Your goal:
Reproduce all the lines below exactly and omit the images.
::::
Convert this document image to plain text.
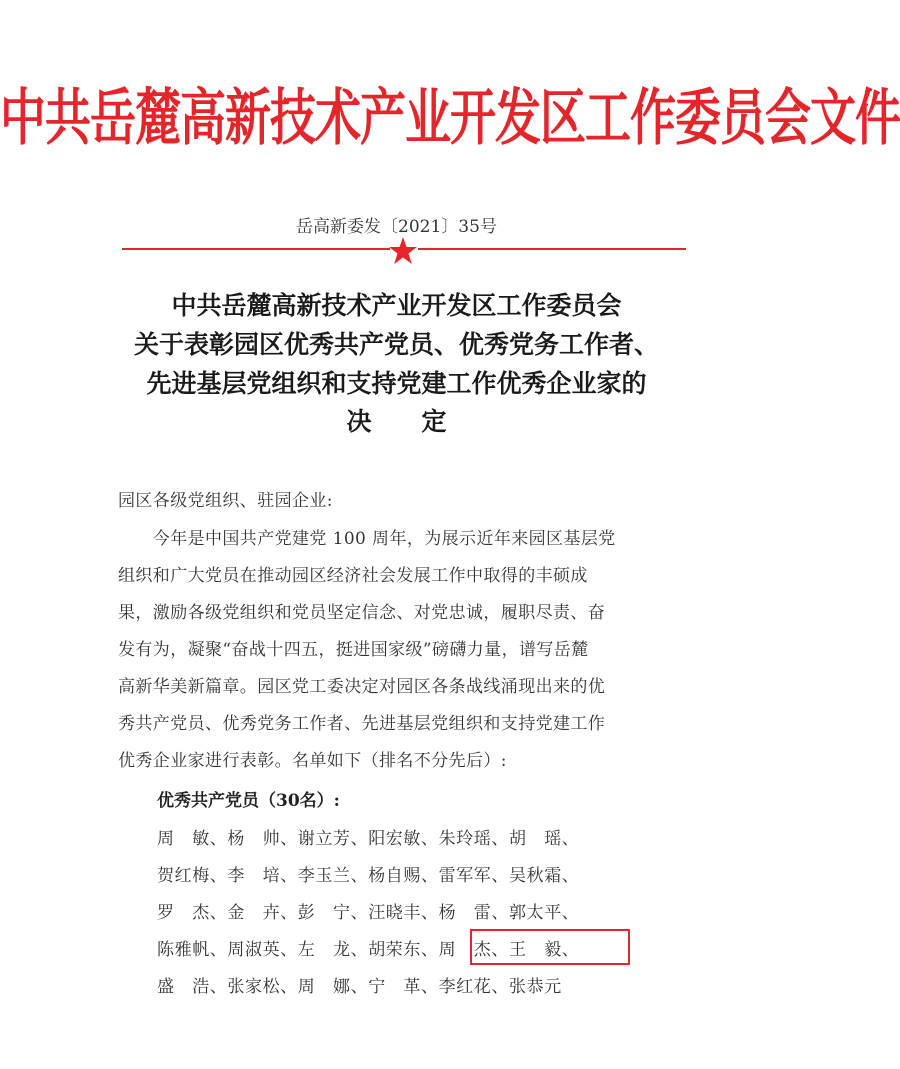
中共岳麓高新技术产业开发区工作委员会文件
岳高新委发〔2021〕35号
中共岳麓高新技术产业开发区工作委员会
关于表彰园区优秀共产党员、优秀党务工作者、
先进基层党组织和支持党建工作优秀企业家的
决　　定
园区各级党组织、驻园企业:
　　今年是中国共产党建党 100 周年，为展示近年来园区基层党
组织和广大党员在推动园区经济社会发展工作中取得的丰硕成
果，激励各级党组织和党员坚定信念、对党忠诚，履职尽责、奋
发有为，凝聚“奋战十四五，挺进国家级”磅礴力量，谱写岳麓
高新华美新篇章。园区党工委决定对园区各条战线涌现出来的优
秀共产党员、优秀党务工作者、先进基层党组织和支持党建工作
优秀企业家进行表彰。名单如下（排名不分先后）:
优秀共产党员（30名）:
周　敏、杨　帅、谢立芳、阳宏敏、朱玲瑶、胡　瑶、
贺红梅、李　培、李玉兰、杨自赐、雷军军、吴秋霜、
罗　杰、金　卉、彭　宁、汪晓丰、杨　雷、郭太平、
陈雅帆、周淑英、左　龙、胡荣东、周　杰、王　毅、
盛　浩、张家松、周　娜、宁　革、李红花、张恭元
::::
Task output:
Convert this document image to plain text.
中共岳麓高新技术产业开发区工作委员会文件
岳高新委发〔2021〕35号
中共岳麓高新技术产业开发区工作委员会
关于表彰园区优秀共产党员、优秀党务工作者、
先进基层党组织和支持党建工作优秀企业家的
决　　定
园区各级党组织、驻园企业:
　　今年是中国共产党建党 100 周年，为展示近年来园区基层党
组织和广大党员在推动园区经济社会发展工作中取得的丰硕成
果，激励各级党组织和党员坚定信念、对党忠诚，履职尽责、奋
发有为，凝聚“奋战十四五，挺进国家级”磅礴力量，谱写岳麓
高新华美新篇章。园区党工委决定对园区各条战线涌现出来的优
秀共产党员、优秀党务工作者、先进基层党组织和支持党建工作
优秀企业家进行表彰。名单如下（排名不分先后）:
优秀共产党员（30名）:
周　敏、杨　帅、谢立芳、阳宏敏、朱玲瑶、胡　瑶、
贺红梅、李　培、李玉兰、杨自赐、雷军军、吴秋霜、
罗　杰、金　卉、彭　宁、汪晓丰、杨　雷、郭太平、
陈雅帆、周淑英、左　龙、胡荣东、周　杰、王　毅、
盛　浩、张家松、周　娜、宁　革、李红花、张恭元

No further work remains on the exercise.